### Aim
Restate the entries below verbatim.

--- Start Entries ---

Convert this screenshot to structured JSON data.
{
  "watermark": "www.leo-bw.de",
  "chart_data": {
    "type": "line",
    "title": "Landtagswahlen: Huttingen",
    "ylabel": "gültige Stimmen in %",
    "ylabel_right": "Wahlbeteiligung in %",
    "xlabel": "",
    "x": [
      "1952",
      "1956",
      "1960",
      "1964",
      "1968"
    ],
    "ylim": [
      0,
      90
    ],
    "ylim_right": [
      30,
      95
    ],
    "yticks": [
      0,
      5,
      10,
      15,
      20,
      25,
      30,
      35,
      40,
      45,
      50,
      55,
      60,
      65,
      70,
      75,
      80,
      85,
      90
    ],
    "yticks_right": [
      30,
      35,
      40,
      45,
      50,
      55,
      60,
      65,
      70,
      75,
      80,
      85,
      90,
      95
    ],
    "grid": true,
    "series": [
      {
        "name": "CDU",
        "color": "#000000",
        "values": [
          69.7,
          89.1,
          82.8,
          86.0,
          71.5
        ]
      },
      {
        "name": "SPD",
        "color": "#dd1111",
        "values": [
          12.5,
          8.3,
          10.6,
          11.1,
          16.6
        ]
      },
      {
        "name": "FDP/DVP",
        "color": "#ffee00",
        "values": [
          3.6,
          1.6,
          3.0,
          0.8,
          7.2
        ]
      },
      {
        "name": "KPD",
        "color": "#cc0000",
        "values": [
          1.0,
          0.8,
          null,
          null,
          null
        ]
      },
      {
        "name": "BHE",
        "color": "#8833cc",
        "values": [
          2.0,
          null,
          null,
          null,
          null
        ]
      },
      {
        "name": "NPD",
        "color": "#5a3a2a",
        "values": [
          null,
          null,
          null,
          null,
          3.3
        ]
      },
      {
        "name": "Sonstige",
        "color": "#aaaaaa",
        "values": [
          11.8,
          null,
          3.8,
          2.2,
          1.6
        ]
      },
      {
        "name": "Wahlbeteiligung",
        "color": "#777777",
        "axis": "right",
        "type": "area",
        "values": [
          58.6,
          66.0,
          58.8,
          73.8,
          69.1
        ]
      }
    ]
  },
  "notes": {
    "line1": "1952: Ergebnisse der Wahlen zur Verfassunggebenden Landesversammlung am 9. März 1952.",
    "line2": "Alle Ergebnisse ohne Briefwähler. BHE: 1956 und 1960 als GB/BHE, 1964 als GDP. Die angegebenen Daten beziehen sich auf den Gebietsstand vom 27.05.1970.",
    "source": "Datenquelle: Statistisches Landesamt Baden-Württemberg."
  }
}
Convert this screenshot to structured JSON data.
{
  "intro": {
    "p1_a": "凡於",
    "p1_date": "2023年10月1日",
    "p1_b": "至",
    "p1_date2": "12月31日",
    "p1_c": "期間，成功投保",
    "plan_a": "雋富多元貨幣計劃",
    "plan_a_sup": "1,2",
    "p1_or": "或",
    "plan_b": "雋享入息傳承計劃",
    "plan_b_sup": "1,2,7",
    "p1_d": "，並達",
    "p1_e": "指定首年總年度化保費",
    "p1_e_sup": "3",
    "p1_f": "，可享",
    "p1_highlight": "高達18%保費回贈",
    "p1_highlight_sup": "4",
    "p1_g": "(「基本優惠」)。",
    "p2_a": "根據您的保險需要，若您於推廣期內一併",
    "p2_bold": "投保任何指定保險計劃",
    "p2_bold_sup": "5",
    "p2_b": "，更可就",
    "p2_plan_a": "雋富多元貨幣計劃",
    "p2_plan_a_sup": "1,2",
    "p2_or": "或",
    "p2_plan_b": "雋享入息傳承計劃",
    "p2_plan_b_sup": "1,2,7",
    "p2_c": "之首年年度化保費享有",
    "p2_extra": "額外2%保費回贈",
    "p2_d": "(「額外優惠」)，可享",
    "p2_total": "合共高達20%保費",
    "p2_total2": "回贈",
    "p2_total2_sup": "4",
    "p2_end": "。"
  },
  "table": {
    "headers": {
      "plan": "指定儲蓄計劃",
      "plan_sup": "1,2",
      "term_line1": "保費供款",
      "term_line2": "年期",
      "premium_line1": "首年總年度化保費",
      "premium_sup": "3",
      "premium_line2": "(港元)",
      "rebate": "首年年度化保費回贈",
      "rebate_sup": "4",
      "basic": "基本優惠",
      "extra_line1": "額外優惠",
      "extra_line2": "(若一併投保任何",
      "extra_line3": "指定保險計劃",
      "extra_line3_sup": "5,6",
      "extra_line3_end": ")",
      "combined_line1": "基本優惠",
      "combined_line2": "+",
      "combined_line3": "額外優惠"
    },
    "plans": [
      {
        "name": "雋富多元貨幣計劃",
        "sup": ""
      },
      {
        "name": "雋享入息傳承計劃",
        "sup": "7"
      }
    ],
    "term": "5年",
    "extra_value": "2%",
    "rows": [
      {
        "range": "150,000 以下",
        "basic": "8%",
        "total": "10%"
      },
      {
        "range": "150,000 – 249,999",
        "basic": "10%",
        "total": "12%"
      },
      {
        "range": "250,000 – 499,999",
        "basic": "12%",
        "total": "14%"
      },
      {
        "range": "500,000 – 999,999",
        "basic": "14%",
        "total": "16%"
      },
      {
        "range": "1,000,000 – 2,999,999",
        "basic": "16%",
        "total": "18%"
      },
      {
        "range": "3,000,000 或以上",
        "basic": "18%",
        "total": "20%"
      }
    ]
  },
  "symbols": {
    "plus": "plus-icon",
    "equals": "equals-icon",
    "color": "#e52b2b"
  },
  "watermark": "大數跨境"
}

--- End Entries ---

### Reply to the exercise
Convert this screenshot to structured JSON data.
{
  "watermark": "www.leo-bw.de",
  "chart_data": {
    "type": "line",
    "title": "Landtagswahlen: Huttingen",
    "ylabel": "gültige Stimmen in %",
    "ylabel_right": "Wahlbeteiligung in %",
    "xlabel": "",
    "x": [
      "1952",
      "1956",
      "1960",
      "1964",
      "1968"
    ],
    "ylim": [
      0,
      90
    ],
    "ylim_right": [
      30,
      95
    ],
    "yticks": [
      0,
      5,
      10,
      15,
      20,
      25,
      30,
      35,
      40,
      45,
      50,
      55,
      60,
      65,
      70,
      75,
      80,
      85,
      90
    ],
    "yticks_right": [
      30,
      35,
      40,
      45,
      50,
      55,
      60,
      65,
      70,
      75,
      80,
      85,
      90,
      95
    ],
    "grid": true,
    "series": [
      {
        "name": "CDU",
        "color": "#000000",
        "values": [
          69.7,
          89.1,
          82.8,
          86.0,
          71.5
        ]
      },
      {
        "name": "SPD",
        "color": "#dd1111",
        "values": [
          12.5,
          8.3,
          10.6,
          11.1,
          16.6
        ]
      },
      {
        "name": "FDP/DVP",
        "color": "#ffee00",
        "values": [
          3.6,
          1.6,
          3.0,
          0.8,
          7.2
        ]
      },
      {
        "name": "KPD",
        "color": "#cc0000",
        "values": [
          1.0,
          0.8,
          null,
          null,
          null
        ]
      },
      {
        "name": "BHE",
        "color": "#8833cc",
        "values": [
          2.0,
          null,
          null,
          null,
          null
        ]
      },
      {
        "name": "NPD",
        "color": "#5a3a2a",
        "values": [
          null,
          null,
          null,
          null,
          3.3
        ]
      },
      {
        "name": "Sonstige",
        "color": "#aaaaaa",
        "values": [
          11.8,
          null,
          3.8,
          2.2,
          1.6
        ]
      },
      {
        "name": "Wahlbeteiligung",
        "color": "#777777",
        "axis": "right",
        "type": "area",
        "values": [
          58.6,
          66.0,
          58.8,
          73.8,
          69.1
        ]
      }
    ]
  },
  "notes": {
    "line1": "1952: Ergebnisse der Wahlen zur Verfassunggebenden Landesversammlung am 9. März 1952.",
    "line2": "Alle Ergebnisse ohne Briefwähler. BHE: 1956 und 1960 als GB/BHE, 1964 als GDP. Die angegebenen Daten beziehen sich auf den Gebietsstand vom 27.05.1970.",
    "source": "Datenquelle: Statistisches Landesamt Baden-Württemberg."
  }
}
Convert this screenshot to structured JSON data.
{
  "intro": {
    "p1_a": "凡於",
    "p1_date": "2023年10月1日",
    "p1_b": "至",
    "p1_date2": "12月31日",
    "p1_c": "期間，成功投保",
    "plan_a": "雋富多元貨幣計劃",
    "plan_a_sup": "1,2",
    "p1_or": "或",
    "plan_b": "雋享入息傳承計劃",
    "plan_b_sup": "1,2,7",
    "p1_d": "，並達",
    "p1_e": "指定首年總年度化保費",
    "p1_e_sup": "3",
    "p1_f": "，可享",
    "p1_highlight": "高達18%保費回贈",
    "p1_highlight_sup": "4",
    "p1_g": "(「基本優惠」)。",
    "p2_a": "根據您的保險需要，若您於推廣期內一併",
    "p2_bold": "投保任何指定保險計劃",
    "p2_bold_sup": "5",
    "p2_b": "，更可就",
    "p2_plan_a": "雋富多元貨幣計劃",
    "p2_plan_a_sup": "1,2",
    "p2_or": "或",
    "p2_plan_b": "雋享入息傳承計劃",
    "p2_plan_b_sup": "1,2,7",
    "p2_c": "之首年年度化保費享有",
    "p2_extra": "額外2%保費回贈",
    "p2_d": "(「額外優惠」)，可享",
    "p2_total": "合共高達20%保費",
    "p2_total2": "回贈",
    "p2_total2_sup": "4",
    "p2_end": "。"
  },
  "table": {
    "headers": {
      "plan": "指定儲蓄計劃",
      "plan_sup": "1,2",
      "term_line1": "保費供款",
      "term_line2": "年期",
      "premium_line1": "首年總年度化保費",
      "premium_sup": "3",
      "premium_line2": "(港元)",
      "rebate": "首年年度化保費回贈",
      "rebate_sup": "4",
      "basic": "基本優惠",
      "extra_line1": "額外優惠",
      "extra_line2": "(若一併投保任何",
      "extra_line3": "指定保險計劃",
      "extra_line3_sup": "5,6",
      "extra_line3_end": ")",
      "combined_line1": "基本優惠",
      "combined_line2": "+",
      "combined_line3": "額外優惠"
    },
    "plans": [
      {
        "name": "雋富多元貨幣計劃",
        "sup": ""
      },
      {
        "name": "雋享入息傳承計劃",
        "sup": "7"
      }
    ],
    "term": "5年",
    "extra_value": "2%",
    "rows": [
      {
        "range": "150,000 以下",
        "basic": "8%",
        "total": "10%"
      },
      {
        "range": "150,000 – 249,999",
        "basic": "10%",
        "total": "12%"
      },
      {
        "range": "250,000 – 499,999",
        "basic": "12%",
        "total": "14%"
      },
      {
        "range": "500,000 – 999,999",
        "basic": "14%",
        "total": "16%"
      },
      {
        "range": "1,000,000 – 2,999,999",
        "basic": "16%",
        "total": "18%"
      },
      {
        "range": "3,000,000 或以上",
        "basic": "18%",
        "total": "20%"
      }
    ]
  },
  "symbols": {
    "plus": "plus-icon",
    "equals": "equals-icon",
    "color": "#e52b2b"
  },
  "watermark": "大數跨境"
}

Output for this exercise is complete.